See what ya think! Sounds delectable to me!

Zip’s Smoked Steak

1-1/2″ thick Sirloin
2″ Filet (or bigger)
Seasoned to taste or Zip’s Steak Rub
Add 2 oz. Hickory Wood to SmokinTex
Place steaks in smoker @ 225 degrees and smoke for 30 to 45 minutes depending on thickness and desired doneness of steak.
Once steak is in the smoker, fire up the grill – either gas or charcoal – and get it hot. I use a charcoal grill and want the coals at their hottest when I pull the steak from smoker.
Remove steak from SmokinTex and lightly reapply seasoning to taste.
Place steak over direct heat to sear the meat to your desired doneness. 2 minutes per side for medium rare.
No steak knife needed, only a fork.

Zip’s Steak Rub

  • 2 T.    Sugar
  • 2 T.    Onion Powder
  • 4 T.    Seasoned Salt
  • 5 T.    Garlic Pepper Seasoning
  • 2 T.    Paprika
  • 1 t.     Cayenne
  • 1/2 t.  Allspice
  • 2 T.    Ground Coriander
  • Mix together and apply heavily to steak.

    Photo and recipe courtesy of SmokinTex.com.


    June 19th, 2009

    Smoked Meat for Dad

    Super-creative, super-at-everything sister-in-law Chef Sandy is back with her idea for spoiling the dads in your life this Father’s Day.

    Hint: it involves meat. And smoking it.

    pulledpork

    Some like it hot.  Not me.  It is hot in Houston at the moment, and I do not want to cook.  The thought of heating up my sun-baked 1950s ranch-style home any more than necessary by turning on the oven, is just unthinkable.  I read a recipe in today’s paper for a pork sandwich that looked truly delicious and delightful.  A sandwich is not hot, right?  Wrong…. This recipe called for the pork butt to be baked for 4 hours at 250°.  With my west-facing kitchen and the worst oven in the world, that would mean the whole kitchen would be about 110° by the time dinner was ready.  By that time, I am way too hot and irritable to even think about pulling pork and making gorgeous sandwiches.  There has got to be a better way.

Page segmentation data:
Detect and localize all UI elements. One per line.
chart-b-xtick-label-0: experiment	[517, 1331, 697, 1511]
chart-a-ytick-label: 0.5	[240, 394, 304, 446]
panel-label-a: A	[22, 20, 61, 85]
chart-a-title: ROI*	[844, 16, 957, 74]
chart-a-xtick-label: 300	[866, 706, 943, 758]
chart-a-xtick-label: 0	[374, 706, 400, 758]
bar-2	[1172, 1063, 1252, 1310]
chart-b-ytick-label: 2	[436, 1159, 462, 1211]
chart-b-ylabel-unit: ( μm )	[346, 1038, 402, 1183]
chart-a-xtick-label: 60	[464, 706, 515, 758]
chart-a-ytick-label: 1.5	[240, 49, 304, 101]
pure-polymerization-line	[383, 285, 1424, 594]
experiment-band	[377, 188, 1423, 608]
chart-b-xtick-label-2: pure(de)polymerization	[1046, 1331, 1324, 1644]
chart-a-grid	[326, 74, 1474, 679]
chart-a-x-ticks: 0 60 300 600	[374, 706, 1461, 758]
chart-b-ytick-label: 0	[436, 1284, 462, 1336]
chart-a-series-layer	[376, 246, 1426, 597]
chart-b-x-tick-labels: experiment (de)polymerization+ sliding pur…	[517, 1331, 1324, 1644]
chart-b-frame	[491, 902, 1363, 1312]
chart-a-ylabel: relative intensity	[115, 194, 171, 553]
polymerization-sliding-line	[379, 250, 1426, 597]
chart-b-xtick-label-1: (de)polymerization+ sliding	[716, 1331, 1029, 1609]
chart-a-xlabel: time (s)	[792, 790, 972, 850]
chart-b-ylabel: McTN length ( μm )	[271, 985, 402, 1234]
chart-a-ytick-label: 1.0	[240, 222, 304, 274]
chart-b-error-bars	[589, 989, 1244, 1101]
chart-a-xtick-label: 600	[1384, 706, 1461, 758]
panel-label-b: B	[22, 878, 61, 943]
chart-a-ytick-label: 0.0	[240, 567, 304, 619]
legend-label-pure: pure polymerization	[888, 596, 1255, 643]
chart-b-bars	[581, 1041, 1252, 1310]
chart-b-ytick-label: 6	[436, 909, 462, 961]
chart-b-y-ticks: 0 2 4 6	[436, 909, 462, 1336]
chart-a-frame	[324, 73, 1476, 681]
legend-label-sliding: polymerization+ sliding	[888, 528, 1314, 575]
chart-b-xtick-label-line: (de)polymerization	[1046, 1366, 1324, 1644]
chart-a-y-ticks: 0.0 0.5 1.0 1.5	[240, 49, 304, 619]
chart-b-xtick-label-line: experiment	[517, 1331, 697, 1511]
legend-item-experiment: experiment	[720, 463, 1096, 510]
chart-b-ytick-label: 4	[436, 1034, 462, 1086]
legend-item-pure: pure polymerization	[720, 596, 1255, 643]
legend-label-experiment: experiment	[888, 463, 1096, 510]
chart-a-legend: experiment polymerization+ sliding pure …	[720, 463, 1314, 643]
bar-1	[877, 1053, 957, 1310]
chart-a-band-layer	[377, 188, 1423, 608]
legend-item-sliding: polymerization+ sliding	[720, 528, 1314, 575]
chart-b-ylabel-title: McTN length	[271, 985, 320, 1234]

WORK INSTRUCTION:
Reproduce word for word the passage of the smoked steak text that opens with the words containing "Remove steak from SmokinTex" and closes with "for medium rare.". Rely only on the text itself.

WRITTEN SOLUTION:
Remove steak from SmokinTex and lightly reapply seasoning to taste.
Place steak over direct heat to sear the meat to your desired doneness. 2 minutes per side for medium rare.